:: Exercise requirements ::
Scan the data below for the string "Audio". Copy every line where it appears.

Extracted data entries
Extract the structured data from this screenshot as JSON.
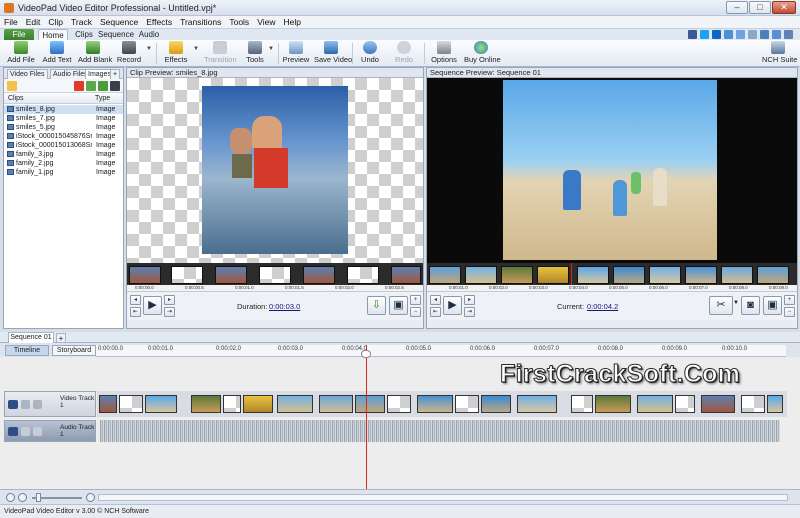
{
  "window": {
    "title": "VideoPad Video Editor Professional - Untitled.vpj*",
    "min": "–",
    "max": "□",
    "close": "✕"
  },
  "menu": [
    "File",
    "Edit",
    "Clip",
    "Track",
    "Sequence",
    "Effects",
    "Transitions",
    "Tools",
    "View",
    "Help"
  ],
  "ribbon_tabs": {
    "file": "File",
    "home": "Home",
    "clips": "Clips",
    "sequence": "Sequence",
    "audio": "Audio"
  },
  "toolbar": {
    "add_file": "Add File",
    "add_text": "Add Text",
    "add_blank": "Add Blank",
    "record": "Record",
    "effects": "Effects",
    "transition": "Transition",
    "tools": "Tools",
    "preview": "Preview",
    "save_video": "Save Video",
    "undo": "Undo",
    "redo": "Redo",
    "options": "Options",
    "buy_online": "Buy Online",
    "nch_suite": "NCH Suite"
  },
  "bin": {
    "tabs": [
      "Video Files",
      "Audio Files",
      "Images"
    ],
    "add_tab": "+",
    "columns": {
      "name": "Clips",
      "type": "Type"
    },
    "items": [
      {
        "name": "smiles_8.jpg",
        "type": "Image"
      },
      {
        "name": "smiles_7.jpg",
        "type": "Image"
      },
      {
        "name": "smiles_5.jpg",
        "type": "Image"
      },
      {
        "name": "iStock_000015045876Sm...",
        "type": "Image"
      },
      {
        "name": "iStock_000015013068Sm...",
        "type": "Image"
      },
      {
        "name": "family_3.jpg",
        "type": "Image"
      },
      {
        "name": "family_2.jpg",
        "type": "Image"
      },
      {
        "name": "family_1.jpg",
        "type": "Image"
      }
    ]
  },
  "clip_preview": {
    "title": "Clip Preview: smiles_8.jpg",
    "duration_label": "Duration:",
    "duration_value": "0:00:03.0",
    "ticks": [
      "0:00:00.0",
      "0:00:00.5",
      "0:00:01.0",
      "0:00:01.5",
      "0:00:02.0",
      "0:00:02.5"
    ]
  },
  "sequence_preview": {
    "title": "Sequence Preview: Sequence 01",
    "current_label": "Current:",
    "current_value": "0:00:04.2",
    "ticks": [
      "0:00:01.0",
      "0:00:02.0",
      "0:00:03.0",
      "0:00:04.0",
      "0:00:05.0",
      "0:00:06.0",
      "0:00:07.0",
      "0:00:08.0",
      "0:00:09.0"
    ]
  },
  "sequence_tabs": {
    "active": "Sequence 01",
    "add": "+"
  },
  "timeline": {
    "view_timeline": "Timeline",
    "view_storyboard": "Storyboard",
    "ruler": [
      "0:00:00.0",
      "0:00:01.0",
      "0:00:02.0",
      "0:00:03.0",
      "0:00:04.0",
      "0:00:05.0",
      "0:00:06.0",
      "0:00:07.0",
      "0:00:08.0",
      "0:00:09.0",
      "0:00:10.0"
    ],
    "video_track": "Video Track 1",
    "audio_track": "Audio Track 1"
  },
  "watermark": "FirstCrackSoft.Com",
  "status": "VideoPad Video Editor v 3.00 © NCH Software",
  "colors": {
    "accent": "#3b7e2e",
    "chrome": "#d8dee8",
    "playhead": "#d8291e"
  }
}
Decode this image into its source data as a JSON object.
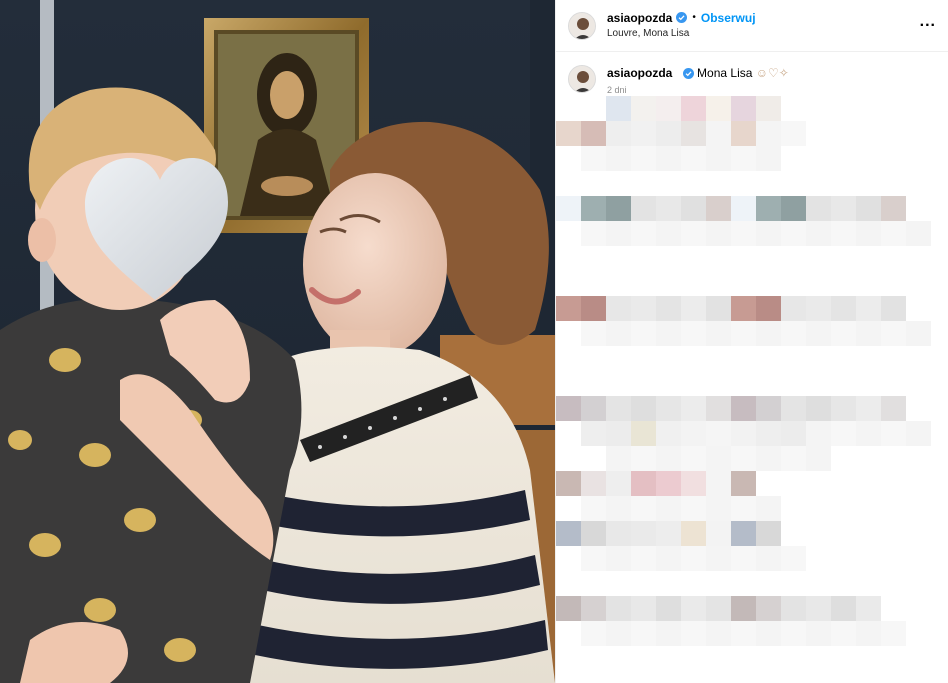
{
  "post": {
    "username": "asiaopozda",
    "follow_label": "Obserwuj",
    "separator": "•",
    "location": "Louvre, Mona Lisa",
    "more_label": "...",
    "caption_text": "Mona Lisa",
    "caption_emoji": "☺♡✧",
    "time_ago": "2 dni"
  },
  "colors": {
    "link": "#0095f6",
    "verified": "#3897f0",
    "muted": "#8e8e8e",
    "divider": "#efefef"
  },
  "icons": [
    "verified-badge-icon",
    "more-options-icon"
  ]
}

--

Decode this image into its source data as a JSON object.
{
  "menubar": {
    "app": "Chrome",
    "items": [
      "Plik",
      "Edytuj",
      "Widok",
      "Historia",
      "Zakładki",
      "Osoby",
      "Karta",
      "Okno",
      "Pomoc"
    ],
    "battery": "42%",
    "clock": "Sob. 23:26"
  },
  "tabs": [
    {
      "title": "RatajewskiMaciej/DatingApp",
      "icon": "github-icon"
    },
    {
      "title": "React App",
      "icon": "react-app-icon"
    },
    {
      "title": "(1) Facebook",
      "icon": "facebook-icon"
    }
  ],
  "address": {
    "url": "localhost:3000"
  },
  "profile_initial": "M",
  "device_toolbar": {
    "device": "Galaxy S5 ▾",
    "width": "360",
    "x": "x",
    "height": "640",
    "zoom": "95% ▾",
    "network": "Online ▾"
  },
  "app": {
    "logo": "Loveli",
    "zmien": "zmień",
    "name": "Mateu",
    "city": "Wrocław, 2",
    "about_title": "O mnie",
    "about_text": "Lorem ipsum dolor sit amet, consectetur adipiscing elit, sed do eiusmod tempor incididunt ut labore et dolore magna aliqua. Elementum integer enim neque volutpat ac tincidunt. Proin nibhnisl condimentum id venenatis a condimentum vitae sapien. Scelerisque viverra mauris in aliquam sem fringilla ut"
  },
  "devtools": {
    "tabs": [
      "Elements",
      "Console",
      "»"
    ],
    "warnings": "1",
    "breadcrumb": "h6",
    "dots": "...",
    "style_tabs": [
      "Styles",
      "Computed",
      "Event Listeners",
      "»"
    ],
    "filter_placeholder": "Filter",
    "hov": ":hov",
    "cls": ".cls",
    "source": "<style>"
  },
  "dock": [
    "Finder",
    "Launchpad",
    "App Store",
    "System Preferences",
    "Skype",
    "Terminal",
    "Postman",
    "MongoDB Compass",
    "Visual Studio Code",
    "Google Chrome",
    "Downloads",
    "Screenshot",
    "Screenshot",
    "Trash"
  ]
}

:: Task output ::
    "audio": "Audio"
      "Audio Files",
    "audio_track": "Audio Track 1"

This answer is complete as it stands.